Skip every image and restate the data word for word.

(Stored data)

━━━━

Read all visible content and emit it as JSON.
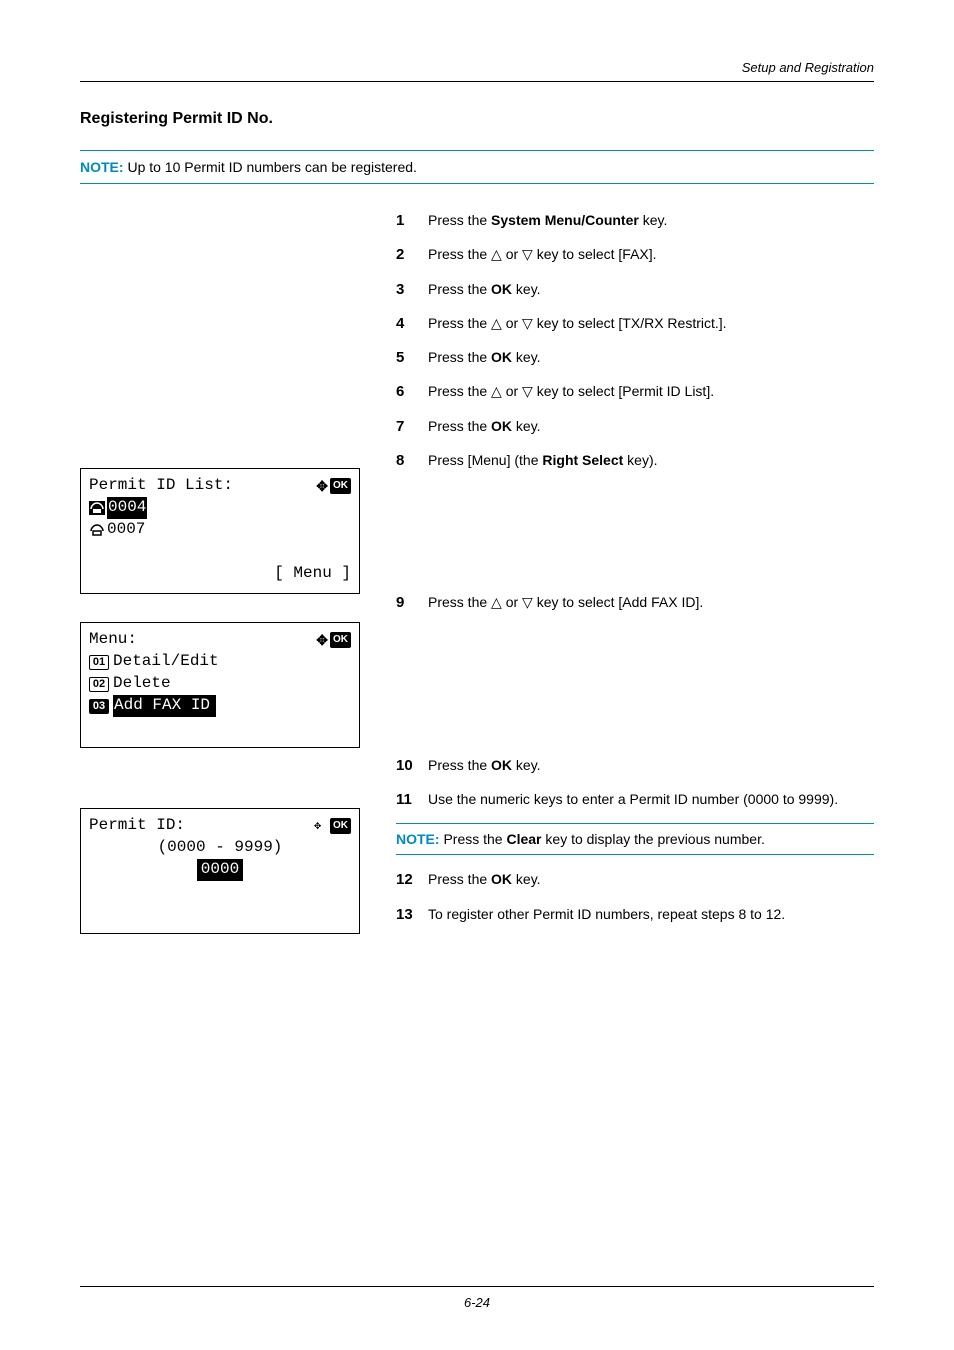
{
  "header_label": "Setup and Registration",
  "subheading": "Registering Permit ID No.",
  "top_note": {
    "prefix": "NOTE:",
    "text": " Up to 10 Permit ID numbers can be registered."
  },
  "steps": {
    "s1": {
      "a": "Press the ",
      "b": "System Menu/Counter",
      "c": " key."
    },
    "s2": {
      "a": "Press the ",
      "mid": " or ",
      "c": " key to select [FAX]."
    },
    "s3": {
      "a": "Press the ",
      "b": "OK",
      "c": " key."
    },
    "s4": {
      "a": "Press the ",
      "mid": " or ",
      "c": " key to select [TX/RX Restrict.]."
    },
    "s5": {
      "a": "Press the ",
      "b": "OK",
      "c": " key."
    },
    "s6": {
      "a": "Press the ",
      "mid": " or ",
      "c": " key to select [Permit ID List]."
    },
    "s7": {
      "a": "Press the ",
      "b": "OK",
      "c": " key."
    },
    "s8": {
      "a": "Press [Menu] (the ",
      "b": "Right Select",
      "c": " key)."
    },
    "s9": {
      "a": "Press the ",
      "mid": " or ",
      "c": " key to select [Add FAX ID]."
    },
    "s10": {
      "a": "Press the ",
      "b": "OK",
      "c": " key."
    },
    "s11": "Use the numeric keys to enter a Permit ID number (0000 to 9999).",
    "s12": {
      "a": "Press the ",
      "b": "OK",
      "c": " key."
    },
    "s13": "To register other Permit ID numbers, repeat steps 8 to 12."
  },
  "note11": {
    "prefix": "NOTE:",
    "a": " Press the ",
    "b": "Clear",
    "c": " key to display the previous number."
  },
  "lcd1": {
    "title": "Permit ID List:",
    "row1": "0004",
    "row2": "0007",
    "softkey": "[  Menu  ]"
  },
  "lcd2": {
    "title": "Menu:",
    "n1": "01",
    "r1": "Detail/Edit",
    "n2": "02",
    "r2": "Delete",
    "n3": "03",
    "r3": "Add FAX ID"
  },
  "lcd3": {
    "title": "Permit ID:",
    "range": "(0000 - 9999)",
    "value": "0000"
  },
  "ok_text": "OK",
  "footer": "6-24"
}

━━━━

Reply.
Read all visible content and emit it as JSON.
{
  "header_label": "Setup and Registration",
  "subheading": "Registering Permit ID No.",
  "top_note": {
    "prefix": "NOTE:",
    "text": " Up to 10 Permit ID numbers can be registered."
  },
  "steps": {
    "s1": {
      "a": "Press the ",
      "b": "System Menu/Counter",
      "c": " key."
    },
    "s2": {
      "a": "Press the ",
      "mid": " or ",
      "c": " key to select [FAX]."
    },
    "s3": {
      "a": "Press the ",
      "b": "OK",
      "c": " key."
    },
    "s4": {
      "a": "Press the ",
      "mid": " or ",
      "c": " key to select [TX/RX Restrict.]."
    },
    "s5": {
      "a": "Press the ",
      "b": "OK",
      "c": " key."
    },
    "s6": {
      "a": "Press the ",
      "mid": " or ",
      "c": " key to select [Permit ID List]."
    },
    "s7": {
      "a": "Press the ",
      "b": "OK",
      "c": " key."
    },
    "s8": {
      "a": "Press [Menu] (the ",
      "b": "Right Select",
      "c": " key)."
    },
    "s9": {
      "a": "Press the ",
      "mid": " or ",
      "c": " key to select [Add FAX ID]."
    },
    "s10": {
      "a": "Press the ",
      "b": "OK",
      "c": " key."
    },
    "s11": "Use the numeric keys to enter a Permit ID number (0000 to 9999).",
    "s12": {
      "a": "Press the ",
      "b": "OK",
      "c": " key."
    },
    "s13": "To register other Permit ID numbers, repeat steps 8 to 12."
  },
  "note11": {
    "prefix": "NOTE:",
    "a": " Press the ",
    "b": "Clear",
    "c": " key to display the previous number."
  },
  "lcd1": {
    "title": "Permit ID List:",
    "row1": "0004",
    "row2": "0007",
    "softkey": "[  Menu  ]"
  },
  "lcd2": {
    "title": "Menu:",
    "n1": "01",
    "r1": "Detail/Edit",
    "n2": "02",
    "r2": "Delete",
    "n3": "03",
    "r3": "Add FAX ID"
  },
  "lcd3": {
    "title": "Permit ID:",
    "range": "(0000 - 9999)",
    "value": "0000"
  },
  "ok_text": "OK",
  "footer": "6-24"
}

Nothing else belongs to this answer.